▶ [Task instructions]:
Your task is to copy each line that has the word "negativer".

▶ [Data shown]:
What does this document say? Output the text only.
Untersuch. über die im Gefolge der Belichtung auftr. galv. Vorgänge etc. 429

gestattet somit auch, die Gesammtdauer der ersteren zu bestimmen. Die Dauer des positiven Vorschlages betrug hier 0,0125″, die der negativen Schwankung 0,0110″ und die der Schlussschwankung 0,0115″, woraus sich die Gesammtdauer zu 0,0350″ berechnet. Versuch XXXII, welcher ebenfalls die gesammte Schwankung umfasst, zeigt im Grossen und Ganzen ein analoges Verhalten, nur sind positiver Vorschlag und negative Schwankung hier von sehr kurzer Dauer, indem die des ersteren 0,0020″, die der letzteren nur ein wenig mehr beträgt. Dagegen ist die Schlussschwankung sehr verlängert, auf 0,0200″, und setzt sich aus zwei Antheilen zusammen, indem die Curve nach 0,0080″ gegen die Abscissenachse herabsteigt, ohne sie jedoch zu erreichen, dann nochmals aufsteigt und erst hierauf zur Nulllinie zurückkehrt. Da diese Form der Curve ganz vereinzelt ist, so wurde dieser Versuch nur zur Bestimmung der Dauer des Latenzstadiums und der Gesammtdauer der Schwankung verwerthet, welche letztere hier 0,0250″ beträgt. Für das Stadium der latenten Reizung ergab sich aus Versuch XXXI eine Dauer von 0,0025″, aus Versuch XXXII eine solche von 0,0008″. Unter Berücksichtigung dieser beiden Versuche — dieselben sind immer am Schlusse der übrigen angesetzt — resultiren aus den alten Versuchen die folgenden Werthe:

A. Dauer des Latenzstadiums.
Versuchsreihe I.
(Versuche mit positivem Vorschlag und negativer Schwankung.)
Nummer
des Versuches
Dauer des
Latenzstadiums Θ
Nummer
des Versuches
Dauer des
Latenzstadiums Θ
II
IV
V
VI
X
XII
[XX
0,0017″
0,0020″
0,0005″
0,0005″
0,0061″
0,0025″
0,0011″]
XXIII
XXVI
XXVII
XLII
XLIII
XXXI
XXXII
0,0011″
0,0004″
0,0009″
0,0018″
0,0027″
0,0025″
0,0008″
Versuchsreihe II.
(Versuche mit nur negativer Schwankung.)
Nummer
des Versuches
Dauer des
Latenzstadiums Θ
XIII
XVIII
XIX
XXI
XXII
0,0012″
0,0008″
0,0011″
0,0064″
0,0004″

▶ [Task answer]:
(Versuche mit positivem Vorschlag und negativer Schwankung.)
(Versuche mit nur negativer Schwankung.)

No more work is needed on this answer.